┌──

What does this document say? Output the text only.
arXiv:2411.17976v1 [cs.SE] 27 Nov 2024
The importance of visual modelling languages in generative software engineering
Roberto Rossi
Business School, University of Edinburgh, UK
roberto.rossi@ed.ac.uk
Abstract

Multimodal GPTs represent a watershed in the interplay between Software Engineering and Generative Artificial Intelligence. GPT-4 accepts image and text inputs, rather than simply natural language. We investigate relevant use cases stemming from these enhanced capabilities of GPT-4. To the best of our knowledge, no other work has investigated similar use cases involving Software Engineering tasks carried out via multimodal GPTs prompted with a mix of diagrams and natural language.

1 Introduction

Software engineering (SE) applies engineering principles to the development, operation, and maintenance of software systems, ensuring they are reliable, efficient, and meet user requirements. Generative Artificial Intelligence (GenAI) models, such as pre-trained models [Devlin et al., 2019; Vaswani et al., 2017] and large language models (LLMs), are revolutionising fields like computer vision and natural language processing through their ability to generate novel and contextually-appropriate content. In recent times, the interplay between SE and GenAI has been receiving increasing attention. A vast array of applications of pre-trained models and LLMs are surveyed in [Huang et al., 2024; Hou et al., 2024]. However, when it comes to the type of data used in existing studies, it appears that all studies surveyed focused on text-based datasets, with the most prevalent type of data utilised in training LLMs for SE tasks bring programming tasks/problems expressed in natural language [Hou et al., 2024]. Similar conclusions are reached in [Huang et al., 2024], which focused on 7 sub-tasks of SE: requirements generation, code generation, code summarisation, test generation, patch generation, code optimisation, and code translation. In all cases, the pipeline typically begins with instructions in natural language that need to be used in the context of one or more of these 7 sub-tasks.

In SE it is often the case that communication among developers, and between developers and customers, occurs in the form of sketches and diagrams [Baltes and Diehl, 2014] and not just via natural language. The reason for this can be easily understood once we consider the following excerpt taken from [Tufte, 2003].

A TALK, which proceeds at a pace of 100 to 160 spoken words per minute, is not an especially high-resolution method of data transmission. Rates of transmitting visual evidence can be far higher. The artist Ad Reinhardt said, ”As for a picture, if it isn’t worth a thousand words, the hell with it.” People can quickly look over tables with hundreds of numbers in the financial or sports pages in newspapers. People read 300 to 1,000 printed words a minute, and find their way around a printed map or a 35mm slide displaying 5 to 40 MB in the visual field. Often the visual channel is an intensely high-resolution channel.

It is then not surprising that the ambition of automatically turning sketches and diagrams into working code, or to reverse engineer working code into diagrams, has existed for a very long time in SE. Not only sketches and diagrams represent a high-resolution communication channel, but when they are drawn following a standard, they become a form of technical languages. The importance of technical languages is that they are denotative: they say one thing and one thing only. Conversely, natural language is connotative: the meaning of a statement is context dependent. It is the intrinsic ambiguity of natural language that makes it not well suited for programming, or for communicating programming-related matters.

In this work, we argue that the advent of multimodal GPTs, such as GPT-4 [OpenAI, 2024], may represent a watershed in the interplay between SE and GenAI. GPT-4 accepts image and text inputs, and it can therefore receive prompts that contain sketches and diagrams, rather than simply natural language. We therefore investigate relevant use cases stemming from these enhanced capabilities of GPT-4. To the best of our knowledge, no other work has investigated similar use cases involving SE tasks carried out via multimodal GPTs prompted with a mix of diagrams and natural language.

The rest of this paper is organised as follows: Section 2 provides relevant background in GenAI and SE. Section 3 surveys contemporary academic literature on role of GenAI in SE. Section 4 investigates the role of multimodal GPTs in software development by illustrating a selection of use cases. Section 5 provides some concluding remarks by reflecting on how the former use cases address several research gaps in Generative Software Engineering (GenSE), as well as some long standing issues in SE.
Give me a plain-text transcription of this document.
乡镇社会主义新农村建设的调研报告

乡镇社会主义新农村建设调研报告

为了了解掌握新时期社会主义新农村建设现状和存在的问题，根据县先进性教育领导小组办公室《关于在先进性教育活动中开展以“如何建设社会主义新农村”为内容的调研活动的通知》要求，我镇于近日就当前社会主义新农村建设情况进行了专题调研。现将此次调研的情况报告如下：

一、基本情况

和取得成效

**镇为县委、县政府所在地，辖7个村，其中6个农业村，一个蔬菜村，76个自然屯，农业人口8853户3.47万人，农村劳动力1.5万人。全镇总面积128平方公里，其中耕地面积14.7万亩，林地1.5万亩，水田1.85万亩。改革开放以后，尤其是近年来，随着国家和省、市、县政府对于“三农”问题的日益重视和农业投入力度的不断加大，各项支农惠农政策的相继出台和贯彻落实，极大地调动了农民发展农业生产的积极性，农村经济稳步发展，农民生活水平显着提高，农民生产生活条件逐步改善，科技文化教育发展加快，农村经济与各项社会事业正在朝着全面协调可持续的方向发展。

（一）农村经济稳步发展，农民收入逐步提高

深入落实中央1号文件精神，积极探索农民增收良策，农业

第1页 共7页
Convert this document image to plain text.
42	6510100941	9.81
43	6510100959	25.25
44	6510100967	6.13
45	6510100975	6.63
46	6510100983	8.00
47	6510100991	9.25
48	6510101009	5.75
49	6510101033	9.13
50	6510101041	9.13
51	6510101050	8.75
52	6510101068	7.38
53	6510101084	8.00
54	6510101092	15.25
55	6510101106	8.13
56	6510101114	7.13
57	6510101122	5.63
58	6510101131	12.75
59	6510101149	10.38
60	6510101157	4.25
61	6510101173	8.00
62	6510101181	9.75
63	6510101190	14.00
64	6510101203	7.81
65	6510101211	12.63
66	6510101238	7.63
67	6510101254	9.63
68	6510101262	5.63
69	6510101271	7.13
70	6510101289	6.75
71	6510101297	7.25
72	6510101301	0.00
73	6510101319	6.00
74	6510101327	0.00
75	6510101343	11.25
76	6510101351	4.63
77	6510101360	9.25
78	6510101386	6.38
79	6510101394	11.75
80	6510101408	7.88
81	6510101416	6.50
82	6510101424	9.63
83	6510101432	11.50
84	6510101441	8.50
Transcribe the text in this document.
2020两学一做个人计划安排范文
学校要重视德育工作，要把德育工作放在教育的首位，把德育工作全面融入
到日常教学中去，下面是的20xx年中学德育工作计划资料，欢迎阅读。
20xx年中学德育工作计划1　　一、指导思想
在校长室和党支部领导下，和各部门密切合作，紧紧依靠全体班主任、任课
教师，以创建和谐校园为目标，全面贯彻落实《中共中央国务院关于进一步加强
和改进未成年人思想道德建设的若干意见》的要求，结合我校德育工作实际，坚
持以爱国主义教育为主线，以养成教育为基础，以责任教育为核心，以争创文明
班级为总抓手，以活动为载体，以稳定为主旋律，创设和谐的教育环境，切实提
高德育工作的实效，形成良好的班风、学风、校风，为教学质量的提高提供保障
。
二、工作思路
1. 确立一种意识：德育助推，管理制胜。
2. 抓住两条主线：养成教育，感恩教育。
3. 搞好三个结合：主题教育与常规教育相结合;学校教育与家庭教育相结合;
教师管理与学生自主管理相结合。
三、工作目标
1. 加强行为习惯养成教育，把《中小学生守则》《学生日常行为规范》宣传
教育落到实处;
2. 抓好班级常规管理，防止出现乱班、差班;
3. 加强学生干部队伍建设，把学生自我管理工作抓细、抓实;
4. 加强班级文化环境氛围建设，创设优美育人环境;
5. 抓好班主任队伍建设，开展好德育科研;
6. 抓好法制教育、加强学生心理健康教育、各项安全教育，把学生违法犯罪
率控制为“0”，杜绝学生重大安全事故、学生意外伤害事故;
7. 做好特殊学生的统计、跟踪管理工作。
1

└──

Report every line containing the word "best" from the listing above.

Multimodal GPTs represent a watershed in the interplay between Software Engineering and Generative Artificial Intelligence. GPT-4 accepts image and text inputs, rather than simply natural language. We investigate relevant use cases stemming from these enhanced capabilities of GPT-4. To the best of our knowledge, no other work has investigated similar use cases involving Software Engineering tasks carried out via multimodal GPTs prompted with a mix of diagrams and natural language.
In this work, we argue that the advent of multimodal GPTs, such as GPT-4 [OpenAI, 2024], may represent a watershed in the interplay between SE and GenAI. GPT-4 accepts image and text inputs, and it can therefore receive prompts that contain sketches and diagrams, rather than simply natural language. We therefore investigate relevant use cases stemming from these enhanced capabilities of GPT-4. To the best of our knowledge, no other work has investigated similar use cases involving SE tasks carried out via multimodal GPTs prompted with a mix of diagrams and natural language.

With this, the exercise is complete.